Given exercise:
Each record below must be returned exactly as shown.

Records about charts and figures:
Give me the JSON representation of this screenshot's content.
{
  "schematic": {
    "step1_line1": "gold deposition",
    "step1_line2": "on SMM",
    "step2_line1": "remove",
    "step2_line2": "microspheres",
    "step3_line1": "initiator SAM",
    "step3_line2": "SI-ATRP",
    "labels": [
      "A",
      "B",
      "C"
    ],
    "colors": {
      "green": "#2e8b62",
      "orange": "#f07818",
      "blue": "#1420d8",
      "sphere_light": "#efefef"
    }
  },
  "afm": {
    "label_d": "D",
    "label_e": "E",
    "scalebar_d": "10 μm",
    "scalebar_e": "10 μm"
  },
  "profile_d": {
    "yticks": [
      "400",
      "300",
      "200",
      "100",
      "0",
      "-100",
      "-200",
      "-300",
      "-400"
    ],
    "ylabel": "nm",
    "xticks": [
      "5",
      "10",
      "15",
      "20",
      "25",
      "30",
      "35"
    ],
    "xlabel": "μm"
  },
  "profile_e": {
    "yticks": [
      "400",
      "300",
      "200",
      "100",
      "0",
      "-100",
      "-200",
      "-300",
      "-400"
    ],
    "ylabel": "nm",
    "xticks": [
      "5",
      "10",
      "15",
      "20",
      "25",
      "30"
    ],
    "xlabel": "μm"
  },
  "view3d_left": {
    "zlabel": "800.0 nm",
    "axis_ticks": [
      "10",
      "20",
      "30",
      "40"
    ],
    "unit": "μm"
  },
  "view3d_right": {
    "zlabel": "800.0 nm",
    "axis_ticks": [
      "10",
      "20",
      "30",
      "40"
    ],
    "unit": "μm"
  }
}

Answer for this exercise:
Give me the JSON representation of this screenshot's content.
{
  "schematic": {
    "step1_line1": "gold deposition",
    "step1_line2": "on SMM",
    "step2_line1": "remove",
    "step2_line2": "microspheres",
    "step3_line1": "initiator SAM",
    "step3_line2": "SI-ATRP",
    "labels": [
      "A",
      "B",
      "C"
    ],
    "colors": {
      "green": "#2e8b62",
      "orange": "#f07818",
      "blue": "#1420d8",
      "sphere_light": "#efefef"
    }
  },
  "afm": {
    "label_d": "D",
    "label_e": "E",
    "scalebar_d": "10 μm",
    "scalebar_e": "10 μm"
  },
  "profile_d": {
    "yticks": [
      "400",
      "300",
      "200",
      "100",
      "0",
      "-100",
      "-200",
      "-300",
      "-400"
    ],
    "ylabel": "nm",
    "xticks": [
      "5",
      "10",
      "15",
      "20",
      "25",
      "30",
      "35"
    ],
    "xlabel": "μm"
  },
  "profile_e": {
    "yticks": [
      "400",
      "300",
      "200",
      "100",
      "0",
      "-100",
      "-200",
      "-300",
      "-400"
    ],
    "ylabel": "nm",
    "xticks": [
      "5",
      "10",
      "15",
      "20",
      "25",
      "30"
    ],
    "xlabel": "μm"
  },
  "view3d_left": {
    "zlabel": "800.0 nm",
    "axis_ticks": [
      "10",
      "20",
      "30",
      "40"
    ],
    "unit": "μm"
  },
  "view3d_right": {
    "zlabel": "800.0 nm",
    "axis_ticks": [
      "10",
      "20",
      "30",
      "40"
    ],
    "unit": "μm"
  }
}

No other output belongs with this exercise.